Written task -
Filter the data for lines with the word "weeks", then copy every line so identified.

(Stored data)
○ ○ ○ ○ ○ ○ ○
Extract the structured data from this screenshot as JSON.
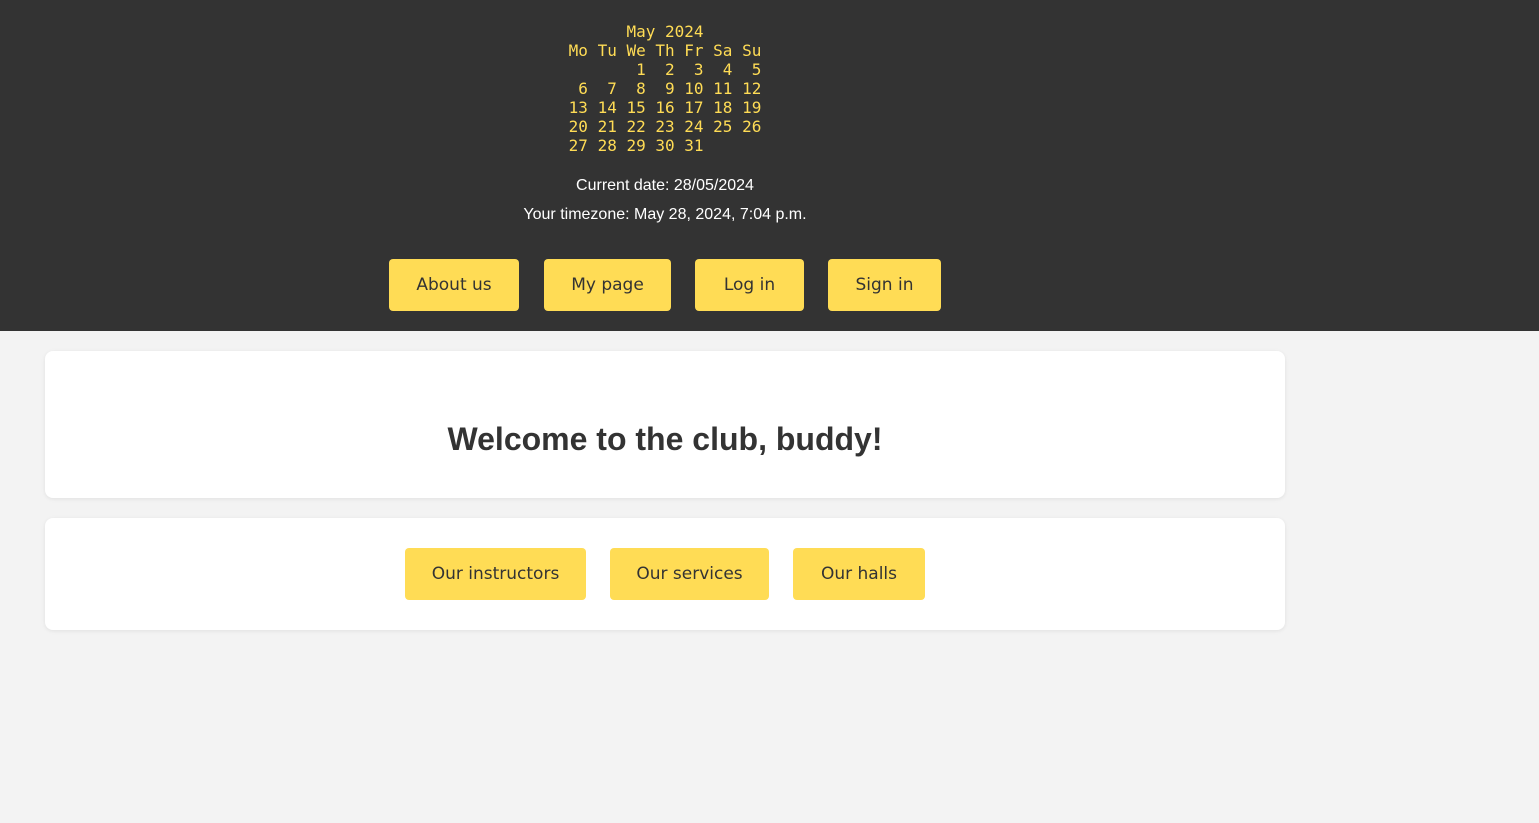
{
  "calendar": {
    "title": "May 2024",
    "weekday_header": "Mo Tu We Th Fr Sa Su",
    "weeks": [
      "       1  2  3  4  5",
      " 6  7  8  9 10 11 12",
      "13 14 15 16 17 18 19",
      "20 21 22 23 24 25 26",
      "27 28 29 30 31"
    ]
  },
  "info": {
    "current_date": "Current date: 28/05/2024",
    "timezone": "Your timezone: May 28, 2024, 7:04 p.m."
  },
  "nav": {
    "about_us": "About us",
    "my_page": "My page",
    "log_in": "Log in",
    "sign_in": "Sign in"
  },
  "welcome": {
    "title": "Welcome to the club, buddy!"
  },
  "links": {
    "instructors": "Our instructors",
    "services": "Our services",
    "halls": "Our halls"
  },
  "colors": {
    "header_bg": "#333333",
    "accent_yellow": "#ffdc55",
    "page_bg": "#f3f3f3",
    "card_bg": "#ffffff",
    "text_dark": "#333333"
  }
}
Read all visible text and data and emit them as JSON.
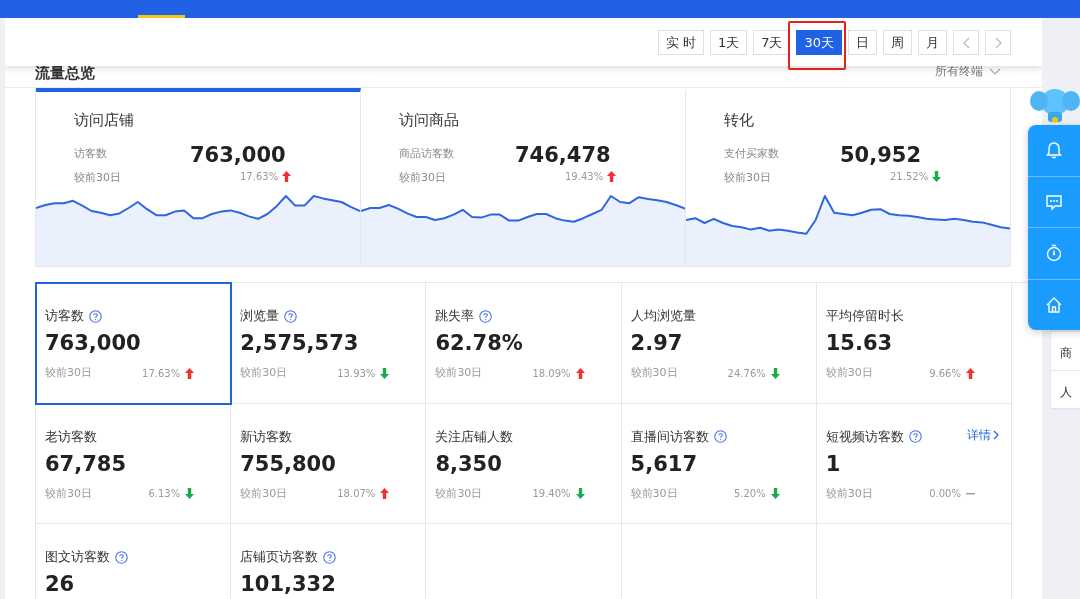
{
  "toolbar": {
    "buttons": [
      {
        "label": "实 时",
        "selected": false,
        "highlighted": false
      },
      {
        "label": "1天",
        "selected": false,
        "highlighted": false
      },
      {
        "label": "7天",
        "selected": false,
        "highlighted": false
      },
      {
        "label": "30天",
        "selected": true,
        "highlighted": true
      },
      {
        "label": "日",
        "selected": false,
        "highlighted": false
      },
      {
        "label": "周",
        "selected": false,
        "highlighted": false
      },
      {
        "label": "月",
        "selected": false,
        "highlighted": false
      }
    ]
  },
  "section": {
    "title": "流量总览",
    "filter": "所有终端"
  },
  "overview_cards": [
    {
      "title": "访问店铺",
      "metric": "访客数",
      "value": "763,000",
      "compare": "较前30日",
      "change": "17.63%",
      "kind": "up",
      "selected": true
    },
    {
      "title": "访问商品",
      "metric": "商品访客数",
      "value": "746,478",
      "compare": "较前30日",
      "change": "19.43%",
      "kind": "up",
      "selected": false
    },
    {
      "title": "转化",
      "metric": "支付买家数",
      "value": "50,952",
      "compare": "较前30日",
      "change": "21.52%",
      "kind": "down",
      "selected": false
    }
  ],
  "metrics": [
    {
      "label": "访客数",
      "help": true,
      "value": "763,000",
      "compare": "较前30日",
      "change": "17.63%",
      "kind": "up",
      "selected": true
    },
    {
      "label": "浏览量",
      "help": true,
      "value": "2,575,573",
      "compare": "较前30日",
      "change": "13.93%",
      "kind": "down",
      "selected": false
    },
    {
      "label": "跳失率",
      "help": true,
      "value": "62.78%",
      "compare": "较前30日",
      "change": "18.09%",
      "kind": "up",
      "selected": false
    },
    {
      "label": "人均浏览量",
      "help": false,
      "value": "2.97",
      "compare": "较前30日",
      "change": "24.76%",
      "kind": "down",
      "selected": false
    },
    {
      "label": "平均停留时长",
      "help": false,
      "value": "15.63",
      "compare": "较前30日",
      "change": "9.66%",
      "kind": "up",
      "selected": false
    },
    {
      "label": "老访客数",
      "help": false,
      "value": "67,785",
      "compare": "较前30日",
      "change": "6.13%",
      "kind": "down",
      "selected": false
    },
    {
      "label": "新访客数",
      "help": false,
      "value": "755,800",
      "compare": "较前30日",
      "change": "18.07%",
      "kind": "up",
      "selected": false
    },
    {
      "label": "关注店铺人数",
      "help": false,
      "value": "8,350",
      "compare": "较前30日",
      "change": "19.40%",
      "kind": "down",
      "selected": false
    },
    {
      "label": "直播间访客数",
      "help": true,
      "value": "5,617",
      "compare": "较前30日",
      "change": "5.20%",
      "kind": "down",
      "selected": false
    },
    {
      "label": "短视频访客数",
      "help": true,
      "value": "1",
      "compare": "较前30日",
      "change": "0.00%",
      "kind": "flat",
      "selected": false,
      "link": "详情"
    },
    {
      "label": "图文访客数",
      "help": true,
      "value": "26",
      "selected": false
    },
    {
      "label": "店铺页访客数",
      "help": true,
      "value": "101,332",
      "selected": false
    }
  ],
  "side_panel": {
    "items": [
      "商",
      "人"
    ]
  }
}
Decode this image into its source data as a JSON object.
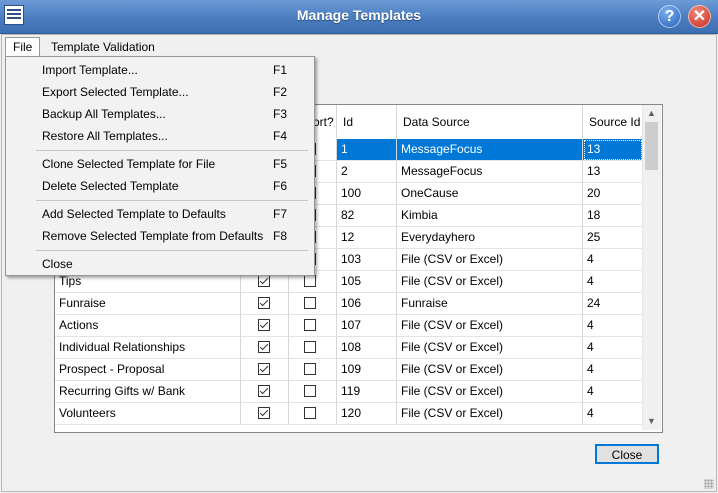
{
  "window": {
    "title": "Manage Templates",
    "help_icon": "?",
    "close_icon": "✕"
  },
  "menubar": [
    {
      "label": "File"
    },
    {
      "label": "Template Validation"
    }
  ],
  "file_menu": {
    "items": [
      {
        "label": "Import Template...",
        "shortcut": "F1"
      },
      {
        "label": "Export Selected Template...",
        "shortcut": "F2"
      },
      {
        "label": "Backup All Templates...",
        "shortcut": "F3"
      },
      {
        "label": "Restore All Templates...",
        "shortcut": "F4"
      },
      {
        "label": "Clone Selected Template for File",
        "shortcut": "F5"
      },
      {
        "label": "Delete Selected Template",
        "shortcut": "F6"
      },
      {
        "label": "Add Selected Template to Defaults",
        "shortcut": "F7"
      },
      {
        "label": "Remove Selected Template from Defaults",
        "shortcut": "F8"
      },
      {
        "label": "Close",
        "shortcut": ""
      }
    ]
  },
  "grid": {
    "columns": [
      "",
      "",
      "ort?",
      "Id",
      "Data Source",
      "Source Id"
    ],
    "rows": [
      {
        "name": "",
        "default": true,
        "import": false,
        "id": "1",
        "source": "MessageFocus",
        "source_id": "13",
        "selected": true
      },
      {
        "name": "",
        "default": true,
        "import": false,
        "id": "2",
        "source": "MessageFocus",
        "source_id": "13"
      },
      {
        "name": "",
        "default": true,
        "import": false,
        "id": "100",
        "source": "OneCause",
        "source_id": "20"
      },
      {
        "name": "",
        "default": true,
        "import": false,
        "id": "82",
        "source": "Kimbia",
        "source_id": "18"
      },
      {
        "name": "",
        "default": true,
        "import": false,
        "id": "12",
        "source": "Everydayhero",
        "source_id": "25"
      },
      {
        "name": "",
        "default": true,
        "import": false,
        "id": "103",
        "source": "File (CSV or Excel)",
        "source_id": "4"
      },
      {
        "name": "Tips",
        "default": true,
        "import": false,
        "id": "105",
        "source": "File (CSV or Excel)",
        "source_id": "4"
      },
      {
        "name": "Funraise",
        "default": true,
        "import": false,
        "id": "106",
        "source": "Funraise",
        "source_id": "24"
      },
      {
        "name": "Actions",
        "default": true,
        "import": false,
        "id": "107",
        "source": "File (CSV or Excel)",
        "source_id": "4"
      },
      {
        "name": "Individual Relationships",
        "default": true,
        "import": false,
        "id": "108",
        "source": "File (CSV or Excel)",
        "source_id": "4"
      },
      {
        "name": "Prospect - Proposal",
        "default": true,
        "import": false,
        "id": "109",
        "source": "File (CSV or Excel)",
        "source_id": "4"
      },
      {
        "name": "Recurring Gifts w/ Bank",
        "default": true,
        "import": false,
        "id": "119",
        "source": "File (CSV or Excel)",
        "source_id": "4"
      },
      {
        "name": "Volunteers",
        "default": true,
        "import": false,
        "id": "120",
        "source": "File (CSV or Excel)",
        "source_id": "4"
      }
    ]
  },
  "scrollbar": {
    "up_arrow": "▲",
    "down_arrow": "▼"
  },
  "buttons": {
    "close": "Close"
  }
}
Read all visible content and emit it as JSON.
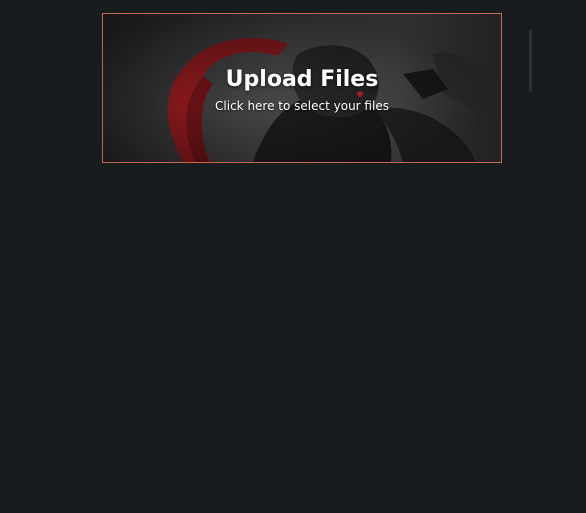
{
  "upload": {
    "title": "Upload Files",
    "subtitle": "Click here to select your files"
  },
  "colors": {
    "page_background": "#181c1f",
    "upload_border": "#c8674a",
    "text": "#ffffff"
  }
}
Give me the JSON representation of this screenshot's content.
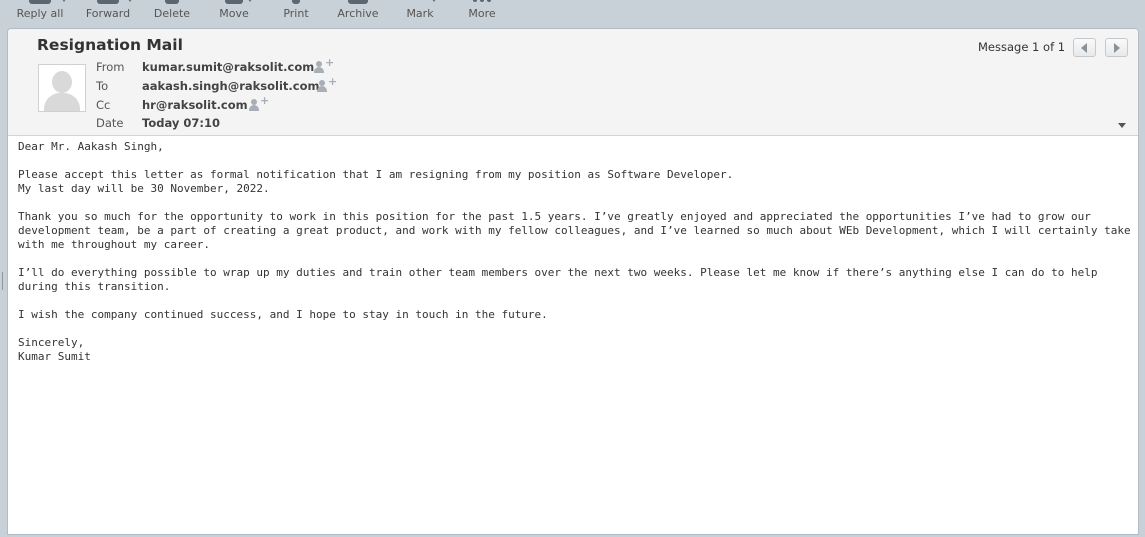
{
  "toolbar": {
    "reply_all": "Reply all",
    "forward": "Forward",
    "delete": "Delete",
    "move": "Move",
    "print": "Print",
    "archive": "Archive",
    "mark": "Mark",
    "more": "More"
  },
  "message": {
    "subject": "Resignation Mail",
    "counter": "Message 1 of 1",
    "labels": {
      "from": "From",
      "to": "To",
      "cc": "Cc",
      "date": "Date"
    },
    "from": "kumar.sumit@raksolit.com",
    "to": "aakash.singh@raksolit.com",
    "cc": "hr@raksolit.com",
    "date": "Today 07:10",
    "body": {
      "greeting": "Dear Mr. Aakash Singh,",
      "p1_line1": "Please accept this letter as formal notification that I am resigning from my position as Software Developer.",
      "p1_line2": "My last day will be 30 November, 2022.",
      "p2": "Thank you so much for the opportunity to work in this position for the past 1.5 years. I’ve greatly enjoyed and appreciated the opportunities I’ve had to grow our development team, be a part of creating a great product, and work with my fellow colleagues, and I’ve learned so much about WEb Development, which I will certainly take with me throughout my career.",
      "p3": "I’ll do everything possible to wrap up my duties and train other team members over the next two weeks. Please let me know if there’s anything else I can do to help during this transition.",
      "p4": "I wish the company continued success, and I hope to stay in touch in the future.",
      "closing": "Sincerely,",
      "signature": "Kumar Sumit"
    }
  },
  "colors": {
    "background": "#c9d1d8",
    "header_bg": "#f4f4f4",
    "icon": "#5b6670"
  }
}
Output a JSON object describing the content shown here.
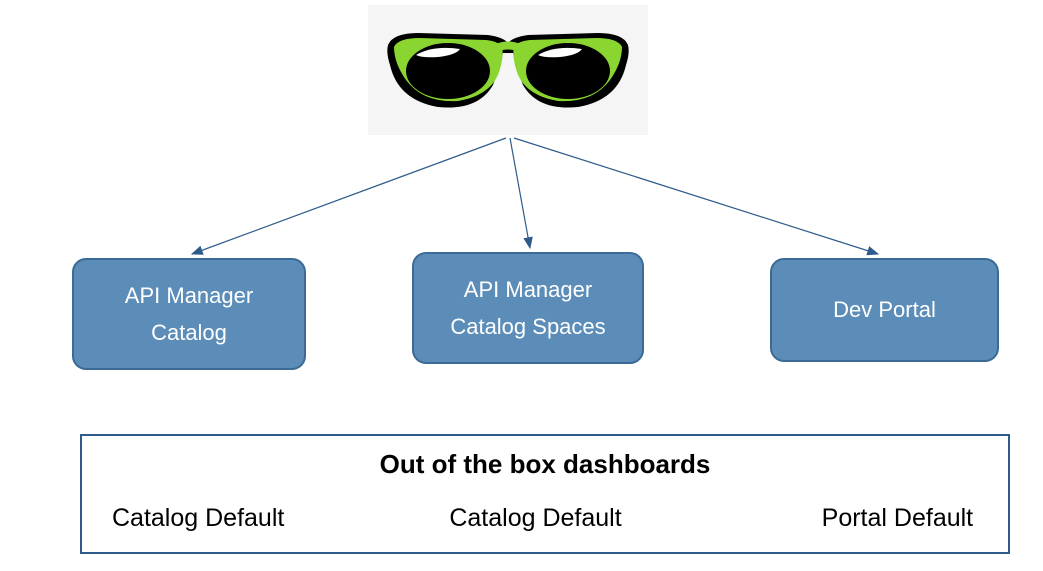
{
  "top_icon": "sunglasses-icon",
  "nodes": [
    {
      "line1": "API Manager",
      "line2": "Catalog"
    },
    {
      "line1": "API Manager",
      "line2": "Catalog Spaces"
    },
    {
      "line1": "Dev Portal",
      "line2": ""
    }
  ],
  "bottom": {
    "title": "Out of the box dashboards",
    "columns": [
      "Catalog Default",
      "Catalog Default",
      "Portal Default"
    ]
  },
  "colors": {
    "node_fill": "#5b8db8",
    "node_border": "#3a6a95",
    "arrow": "#2e5c8a",
    "bottom_border": "#2e5c8a",
    "sunglasses_frame": "#8bd531",
    "sunglasses_outline": "#000000"
  }
}
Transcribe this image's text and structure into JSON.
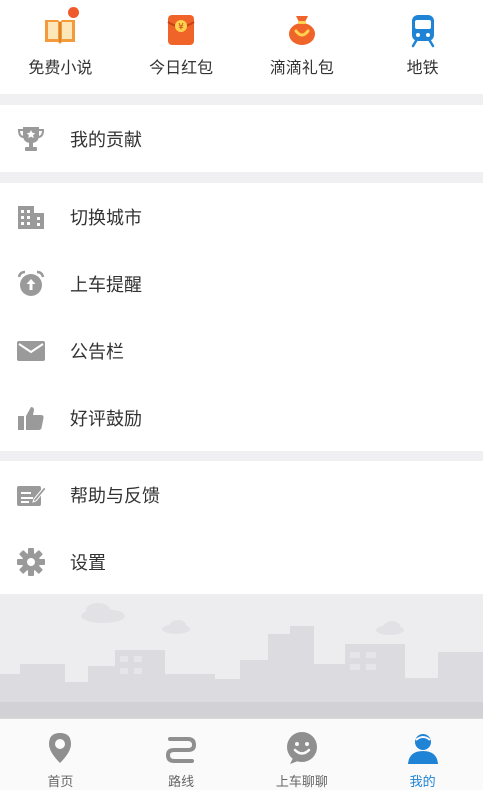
{
  "shortcuts": [
    {
      "label": "免费小说",
      "icon": "book-icon",
      "badge": true
    },
    {
      "label": "今日红包",
      "icon": "red-envelope-icon"
    },
    {
      "label": "滴滴礼包",
      "icon": "gift-bag-icon"
    },
    {
      "label": "地铁",
      "icon": "subway-icon"
    }
  ],
  "section1": [
    {
      "label": "我的贡献",
      "icon": "trophy-icon"
    }
  ],
  "section2": [
    {
      "label": "切换城市",
      "icon": "building-icon"
    },
    {
      "label": "上车提醒",
      "icon": "alarm-clock-icon"
    },
    {
      "label": "公告栏",
      "icon": "envelope-icon"
    },
    {
      "label": "好评鼓励",
      "icon": "thumbs-up-icon"
    }
  ],
  "section3": [
    {
      "label": "帮助与反馈",
      "icon": "feedback-edit-icon"
    },
    {
      "label": "设置",
      "icon": "gear-icon"
    }
  ],
  "tabbar": [
    {
      "label": "首页",
      "icon": "location-pin-icon"
    },
    {
      "label": "路线",
      "icon": "route-icon"
    },
    {
      "label": "上车聊聊",
      "icon": "chat-smile-icon"
    },
    {
      "label": "我的",
      "icon": "user-profile-icon",
      "active": true
    }
  ],
  "colors": {
    "accent": "#1f84d6",
    "icon_gray": "#9a9a9a",
    "badge_red": "#f05a2a",
    "orange": "#f0642a"
  }
}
○ ○ ○ ○ ○ ○ ○
Exercise output -
    "weeks": [
      "p3": "I’ll do everything possible to wrap up my duties and train other team members over the next two weeks. Please let me know if there’s anything else I can do to help during this transition.",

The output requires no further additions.